**WHAT THE TASK ASKS**
Extract each line of the records below that contains the word "Messages".

**ENTRIES SUPPLIED**

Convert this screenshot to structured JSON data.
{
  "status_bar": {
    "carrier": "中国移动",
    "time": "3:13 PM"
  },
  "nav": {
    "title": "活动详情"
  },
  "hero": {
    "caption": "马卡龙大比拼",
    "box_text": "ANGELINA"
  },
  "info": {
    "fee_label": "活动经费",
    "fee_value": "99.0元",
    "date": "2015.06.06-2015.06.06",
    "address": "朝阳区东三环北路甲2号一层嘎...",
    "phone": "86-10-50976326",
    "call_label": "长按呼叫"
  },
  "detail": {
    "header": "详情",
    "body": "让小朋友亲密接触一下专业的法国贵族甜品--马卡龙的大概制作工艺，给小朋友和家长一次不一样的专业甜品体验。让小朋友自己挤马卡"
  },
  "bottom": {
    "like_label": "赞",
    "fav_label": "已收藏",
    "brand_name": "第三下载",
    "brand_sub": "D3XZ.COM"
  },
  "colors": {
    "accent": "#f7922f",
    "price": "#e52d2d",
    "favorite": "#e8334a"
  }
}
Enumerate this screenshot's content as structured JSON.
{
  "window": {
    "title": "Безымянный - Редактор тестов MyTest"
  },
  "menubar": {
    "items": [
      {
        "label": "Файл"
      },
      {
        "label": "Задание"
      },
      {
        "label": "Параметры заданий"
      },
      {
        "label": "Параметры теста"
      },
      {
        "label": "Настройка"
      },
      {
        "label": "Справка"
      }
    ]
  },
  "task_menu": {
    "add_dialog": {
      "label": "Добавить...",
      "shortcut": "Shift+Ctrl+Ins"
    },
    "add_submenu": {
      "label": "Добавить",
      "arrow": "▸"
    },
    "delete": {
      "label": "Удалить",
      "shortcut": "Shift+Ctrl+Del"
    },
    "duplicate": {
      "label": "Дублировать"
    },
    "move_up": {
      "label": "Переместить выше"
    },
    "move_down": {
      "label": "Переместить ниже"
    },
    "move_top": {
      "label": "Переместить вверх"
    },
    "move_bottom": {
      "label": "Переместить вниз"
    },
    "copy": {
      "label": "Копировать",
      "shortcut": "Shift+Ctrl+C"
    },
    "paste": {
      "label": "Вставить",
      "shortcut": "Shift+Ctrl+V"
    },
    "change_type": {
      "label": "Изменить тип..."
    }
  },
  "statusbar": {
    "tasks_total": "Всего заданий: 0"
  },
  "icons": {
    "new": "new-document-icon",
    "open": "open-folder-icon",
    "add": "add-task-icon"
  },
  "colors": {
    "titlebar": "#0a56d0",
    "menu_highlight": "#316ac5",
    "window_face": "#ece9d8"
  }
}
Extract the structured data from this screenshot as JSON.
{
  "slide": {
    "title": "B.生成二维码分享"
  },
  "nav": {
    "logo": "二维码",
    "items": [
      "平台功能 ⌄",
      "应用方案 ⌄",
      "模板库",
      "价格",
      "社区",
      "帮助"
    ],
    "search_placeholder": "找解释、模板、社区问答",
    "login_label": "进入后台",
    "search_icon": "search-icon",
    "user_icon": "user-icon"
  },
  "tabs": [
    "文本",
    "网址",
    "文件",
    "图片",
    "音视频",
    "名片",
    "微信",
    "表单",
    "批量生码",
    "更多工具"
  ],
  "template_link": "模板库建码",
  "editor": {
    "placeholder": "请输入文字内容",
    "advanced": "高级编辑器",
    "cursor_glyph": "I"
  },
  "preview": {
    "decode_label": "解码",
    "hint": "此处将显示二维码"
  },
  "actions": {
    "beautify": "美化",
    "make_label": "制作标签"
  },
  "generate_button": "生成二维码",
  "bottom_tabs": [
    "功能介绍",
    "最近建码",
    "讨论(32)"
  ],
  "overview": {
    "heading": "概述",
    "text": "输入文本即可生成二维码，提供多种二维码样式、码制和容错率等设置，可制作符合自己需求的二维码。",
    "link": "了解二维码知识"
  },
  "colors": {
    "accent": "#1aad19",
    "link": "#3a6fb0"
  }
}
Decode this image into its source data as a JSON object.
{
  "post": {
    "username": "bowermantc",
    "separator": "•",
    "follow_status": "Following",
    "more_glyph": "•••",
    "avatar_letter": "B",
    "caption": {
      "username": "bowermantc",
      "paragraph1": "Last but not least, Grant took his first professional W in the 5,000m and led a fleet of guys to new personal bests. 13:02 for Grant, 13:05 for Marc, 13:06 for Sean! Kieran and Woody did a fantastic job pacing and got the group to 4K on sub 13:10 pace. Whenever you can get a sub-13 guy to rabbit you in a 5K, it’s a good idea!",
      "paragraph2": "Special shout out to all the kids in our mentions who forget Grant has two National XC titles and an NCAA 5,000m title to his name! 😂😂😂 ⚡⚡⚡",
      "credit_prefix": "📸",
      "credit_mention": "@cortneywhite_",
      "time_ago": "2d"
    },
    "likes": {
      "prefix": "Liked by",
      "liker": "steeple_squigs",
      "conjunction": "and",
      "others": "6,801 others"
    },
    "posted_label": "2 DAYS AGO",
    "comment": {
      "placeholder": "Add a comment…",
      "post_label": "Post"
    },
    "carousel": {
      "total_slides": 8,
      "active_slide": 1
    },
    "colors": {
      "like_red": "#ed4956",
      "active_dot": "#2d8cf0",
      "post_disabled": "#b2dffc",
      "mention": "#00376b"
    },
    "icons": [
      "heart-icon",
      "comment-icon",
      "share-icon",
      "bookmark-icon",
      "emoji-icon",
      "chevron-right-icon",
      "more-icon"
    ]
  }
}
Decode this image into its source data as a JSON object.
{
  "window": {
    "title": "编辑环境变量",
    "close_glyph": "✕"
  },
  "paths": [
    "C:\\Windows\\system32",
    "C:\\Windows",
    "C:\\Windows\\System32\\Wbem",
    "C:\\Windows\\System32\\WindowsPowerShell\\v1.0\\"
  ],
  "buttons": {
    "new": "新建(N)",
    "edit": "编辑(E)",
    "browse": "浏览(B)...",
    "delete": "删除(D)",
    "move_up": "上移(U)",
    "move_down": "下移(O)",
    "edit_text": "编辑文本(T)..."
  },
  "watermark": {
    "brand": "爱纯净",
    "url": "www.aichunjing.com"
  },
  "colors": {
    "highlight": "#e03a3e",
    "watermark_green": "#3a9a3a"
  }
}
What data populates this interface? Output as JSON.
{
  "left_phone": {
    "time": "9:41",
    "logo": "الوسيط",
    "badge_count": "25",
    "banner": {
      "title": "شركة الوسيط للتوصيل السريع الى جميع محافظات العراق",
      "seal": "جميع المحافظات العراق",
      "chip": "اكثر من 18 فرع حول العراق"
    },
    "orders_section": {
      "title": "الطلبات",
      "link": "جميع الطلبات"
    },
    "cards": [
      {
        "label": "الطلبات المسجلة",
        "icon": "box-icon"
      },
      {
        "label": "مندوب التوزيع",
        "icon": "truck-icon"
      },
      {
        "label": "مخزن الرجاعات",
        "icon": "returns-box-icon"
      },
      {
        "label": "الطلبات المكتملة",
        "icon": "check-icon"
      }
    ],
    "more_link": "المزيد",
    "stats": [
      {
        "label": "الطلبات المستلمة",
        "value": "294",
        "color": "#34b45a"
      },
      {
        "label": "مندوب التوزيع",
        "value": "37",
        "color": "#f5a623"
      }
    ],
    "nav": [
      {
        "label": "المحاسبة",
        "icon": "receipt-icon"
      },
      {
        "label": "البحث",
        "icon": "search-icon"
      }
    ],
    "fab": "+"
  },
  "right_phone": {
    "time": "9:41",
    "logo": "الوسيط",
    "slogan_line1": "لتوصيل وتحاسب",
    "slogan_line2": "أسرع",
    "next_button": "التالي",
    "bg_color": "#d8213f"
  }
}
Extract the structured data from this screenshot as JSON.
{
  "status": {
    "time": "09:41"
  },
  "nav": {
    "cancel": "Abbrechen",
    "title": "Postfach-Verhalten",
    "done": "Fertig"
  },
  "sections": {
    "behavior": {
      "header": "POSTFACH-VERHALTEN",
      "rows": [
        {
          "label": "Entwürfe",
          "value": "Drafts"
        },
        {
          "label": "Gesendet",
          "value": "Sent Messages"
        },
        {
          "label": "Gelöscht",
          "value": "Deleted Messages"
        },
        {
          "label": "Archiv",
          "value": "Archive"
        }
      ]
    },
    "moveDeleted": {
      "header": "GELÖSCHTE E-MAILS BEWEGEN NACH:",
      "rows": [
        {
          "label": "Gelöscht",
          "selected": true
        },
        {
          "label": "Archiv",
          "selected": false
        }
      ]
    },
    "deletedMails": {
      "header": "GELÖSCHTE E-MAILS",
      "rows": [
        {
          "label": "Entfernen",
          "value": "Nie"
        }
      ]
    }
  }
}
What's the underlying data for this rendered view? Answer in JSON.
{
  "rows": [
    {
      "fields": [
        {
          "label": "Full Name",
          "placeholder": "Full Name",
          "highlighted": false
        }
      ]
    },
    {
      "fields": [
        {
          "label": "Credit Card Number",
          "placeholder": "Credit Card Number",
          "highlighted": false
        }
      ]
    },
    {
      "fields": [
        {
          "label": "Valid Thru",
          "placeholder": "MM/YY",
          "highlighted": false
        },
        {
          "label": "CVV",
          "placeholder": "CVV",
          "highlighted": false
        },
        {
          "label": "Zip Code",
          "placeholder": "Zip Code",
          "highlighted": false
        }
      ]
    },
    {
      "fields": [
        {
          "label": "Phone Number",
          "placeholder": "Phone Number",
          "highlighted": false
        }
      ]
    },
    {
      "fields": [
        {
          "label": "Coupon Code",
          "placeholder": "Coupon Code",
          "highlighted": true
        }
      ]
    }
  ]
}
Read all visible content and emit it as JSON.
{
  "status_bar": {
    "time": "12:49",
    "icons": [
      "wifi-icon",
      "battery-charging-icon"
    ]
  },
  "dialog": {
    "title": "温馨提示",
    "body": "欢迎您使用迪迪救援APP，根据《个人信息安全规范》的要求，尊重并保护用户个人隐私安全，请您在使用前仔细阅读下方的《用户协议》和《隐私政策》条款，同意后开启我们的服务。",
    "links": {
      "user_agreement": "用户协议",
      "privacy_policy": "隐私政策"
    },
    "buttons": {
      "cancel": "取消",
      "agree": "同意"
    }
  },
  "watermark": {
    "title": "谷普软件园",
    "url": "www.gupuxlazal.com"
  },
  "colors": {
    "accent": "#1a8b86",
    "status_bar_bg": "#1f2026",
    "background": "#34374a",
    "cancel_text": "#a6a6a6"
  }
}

**TASK RESPONSE**
          "value": "Sent Messages"
          "value": "Deleted Messages"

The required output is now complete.